▶ _Records for the exercise_:
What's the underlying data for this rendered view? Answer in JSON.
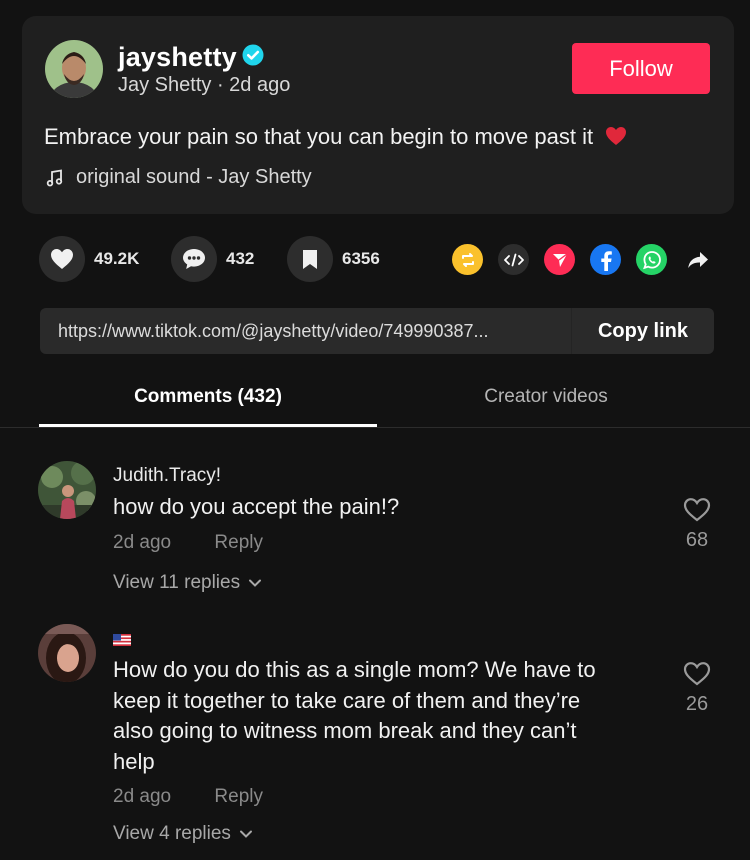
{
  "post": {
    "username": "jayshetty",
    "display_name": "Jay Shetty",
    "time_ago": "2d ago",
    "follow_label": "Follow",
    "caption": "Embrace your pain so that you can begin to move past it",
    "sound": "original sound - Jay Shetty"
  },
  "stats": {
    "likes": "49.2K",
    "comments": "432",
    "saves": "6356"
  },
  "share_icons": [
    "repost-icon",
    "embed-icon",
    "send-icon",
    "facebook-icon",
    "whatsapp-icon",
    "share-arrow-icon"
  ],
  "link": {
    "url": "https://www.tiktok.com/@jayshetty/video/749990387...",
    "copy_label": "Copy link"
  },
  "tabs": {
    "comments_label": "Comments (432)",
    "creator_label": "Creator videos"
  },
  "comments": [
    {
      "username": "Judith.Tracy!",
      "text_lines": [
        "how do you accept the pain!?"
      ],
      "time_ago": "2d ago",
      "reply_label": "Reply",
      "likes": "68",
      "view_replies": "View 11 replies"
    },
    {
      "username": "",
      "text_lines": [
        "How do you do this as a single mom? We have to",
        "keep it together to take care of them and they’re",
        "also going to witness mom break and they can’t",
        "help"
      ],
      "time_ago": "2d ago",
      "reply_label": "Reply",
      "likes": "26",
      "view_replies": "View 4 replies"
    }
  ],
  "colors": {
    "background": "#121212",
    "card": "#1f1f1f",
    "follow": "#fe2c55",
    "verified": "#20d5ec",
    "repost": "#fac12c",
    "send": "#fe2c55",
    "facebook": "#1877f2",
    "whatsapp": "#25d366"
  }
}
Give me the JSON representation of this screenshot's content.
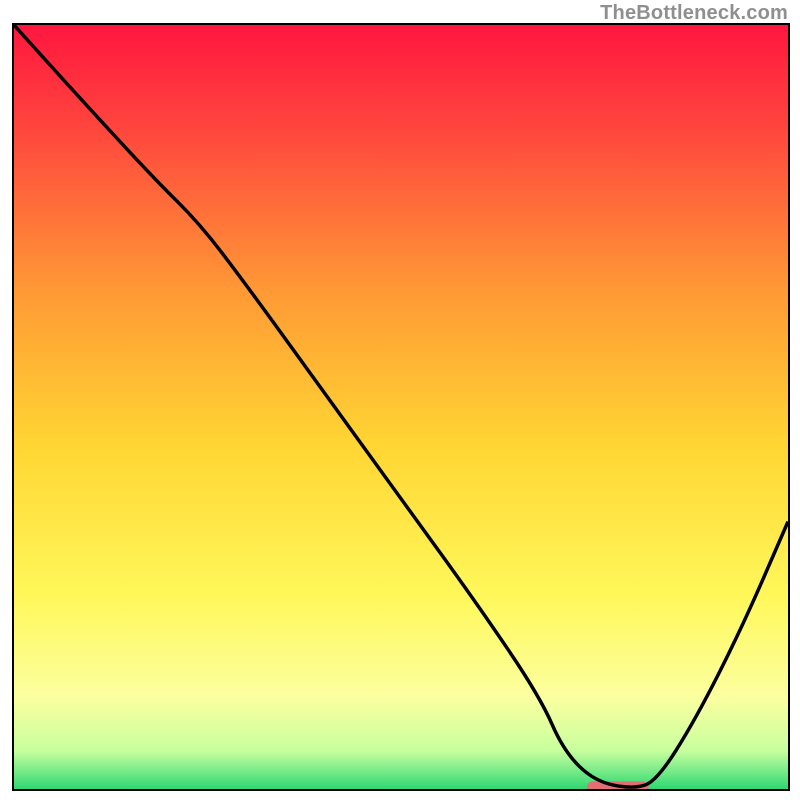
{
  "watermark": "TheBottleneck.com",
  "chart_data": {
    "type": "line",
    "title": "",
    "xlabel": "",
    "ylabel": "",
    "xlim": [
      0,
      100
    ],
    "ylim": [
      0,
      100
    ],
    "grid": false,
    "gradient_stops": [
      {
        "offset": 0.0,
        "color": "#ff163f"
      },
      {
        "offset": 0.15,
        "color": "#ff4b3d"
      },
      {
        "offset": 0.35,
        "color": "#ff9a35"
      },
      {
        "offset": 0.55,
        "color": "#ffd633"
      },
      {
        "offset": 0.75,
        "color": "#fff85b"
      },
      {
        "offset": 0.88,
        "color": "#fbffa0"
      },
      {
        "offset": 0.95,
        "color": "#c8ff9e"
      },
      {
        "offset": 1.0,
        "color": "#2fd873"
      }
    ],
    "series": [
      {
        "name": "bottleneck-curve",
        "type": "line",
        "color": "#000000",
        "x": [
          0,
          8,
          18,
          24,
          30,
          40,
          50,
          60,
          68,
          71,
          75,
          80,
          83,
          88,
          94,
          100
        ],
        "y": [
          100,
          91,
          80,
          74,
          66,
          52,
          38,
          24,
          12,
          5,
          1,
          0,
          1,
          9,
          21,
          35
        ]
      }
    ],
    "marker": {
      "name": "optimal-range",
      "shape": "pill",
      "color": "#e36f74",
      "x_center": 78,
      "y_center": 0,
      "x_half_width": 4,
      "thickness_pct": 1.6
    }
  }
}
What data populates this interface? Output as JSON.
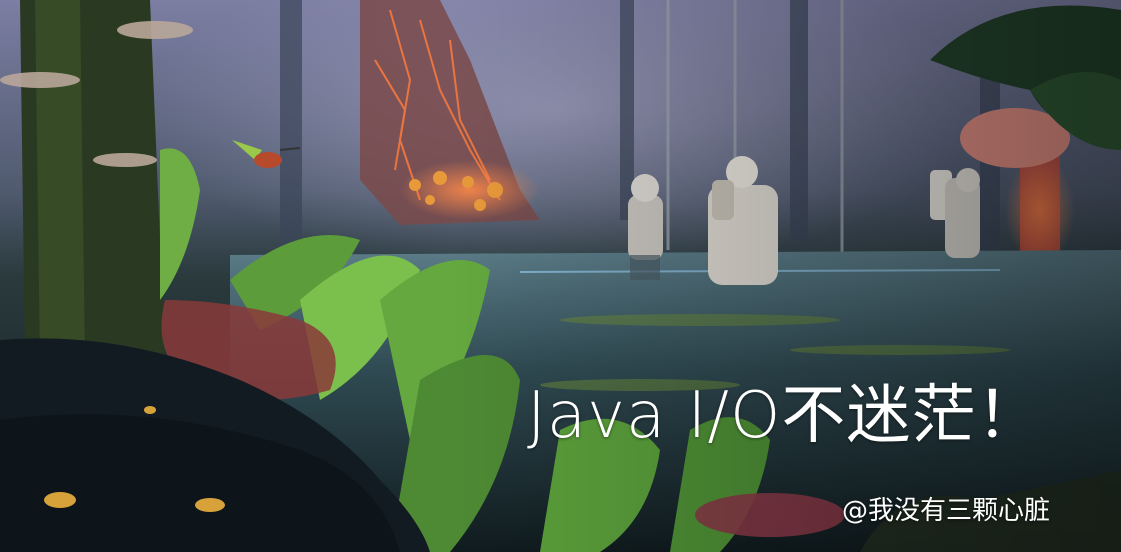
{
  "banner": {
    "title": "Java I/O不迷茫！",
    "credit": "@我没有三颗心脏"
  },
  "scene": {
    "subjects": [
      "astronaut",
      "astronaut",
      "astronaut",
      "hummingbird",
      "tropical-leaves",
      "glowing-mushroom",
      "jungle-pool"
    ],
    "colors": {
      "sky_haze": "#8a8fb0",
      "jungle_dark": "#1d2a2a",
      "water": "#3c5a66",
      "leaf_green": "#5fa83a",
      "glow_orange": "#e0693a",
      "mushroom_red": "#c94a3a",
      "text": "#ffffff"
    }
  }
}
...
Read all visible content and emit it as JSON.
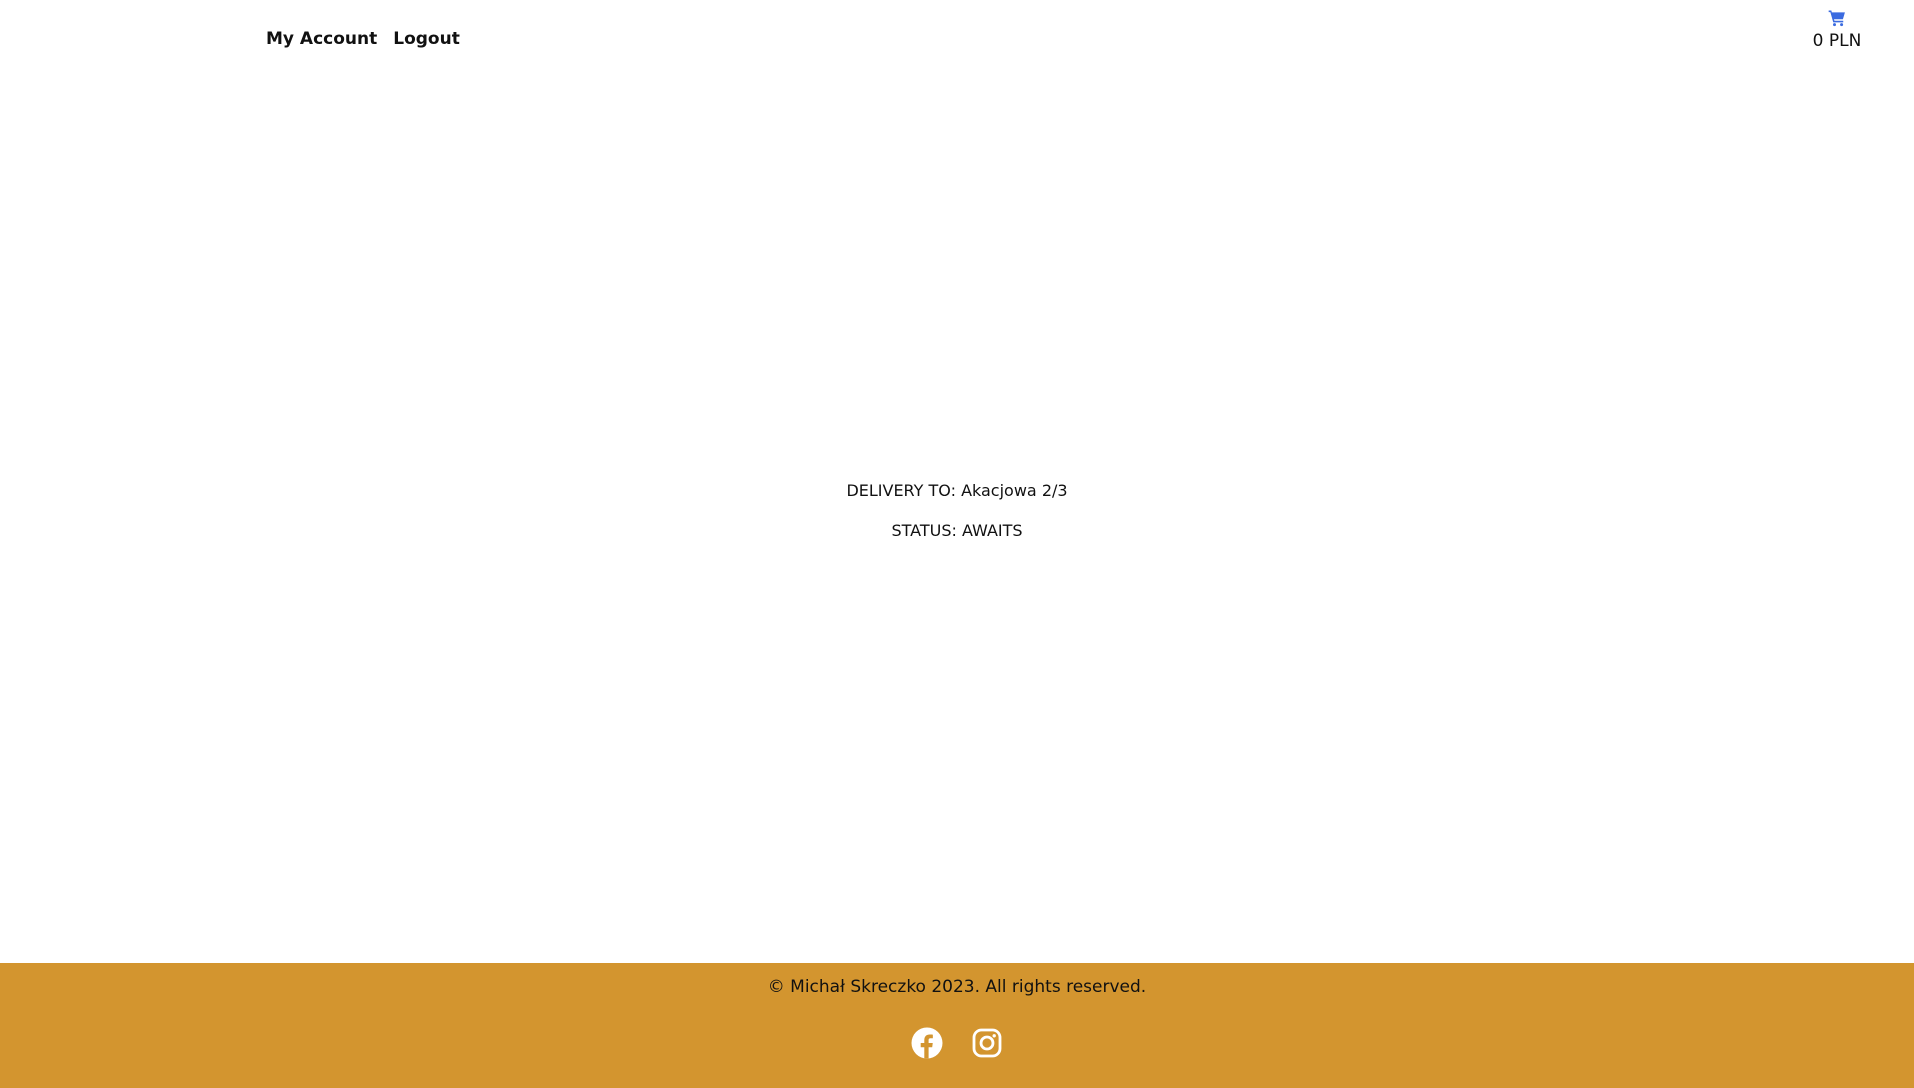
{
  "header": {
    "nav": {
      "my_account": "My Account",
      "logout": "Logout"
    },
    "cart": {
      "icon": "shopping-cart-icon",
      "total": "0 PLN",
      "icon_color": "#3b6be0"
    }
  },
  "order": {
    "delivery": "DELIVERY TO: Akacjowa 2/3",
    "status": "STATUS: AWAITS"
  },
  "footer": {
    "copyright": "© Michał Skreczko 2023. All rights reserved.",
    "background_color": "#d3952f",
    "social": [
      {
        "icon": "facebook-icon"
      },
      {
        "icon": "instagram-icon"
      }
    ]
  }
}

▶ _What this task involves_: Look through the data above. Each line containing the word "pain" needs to be copied.

▶ _Correct result_:
    "caption": "Embrace your pain so that you can begin to move past it",
        "how do you accept the pain!?"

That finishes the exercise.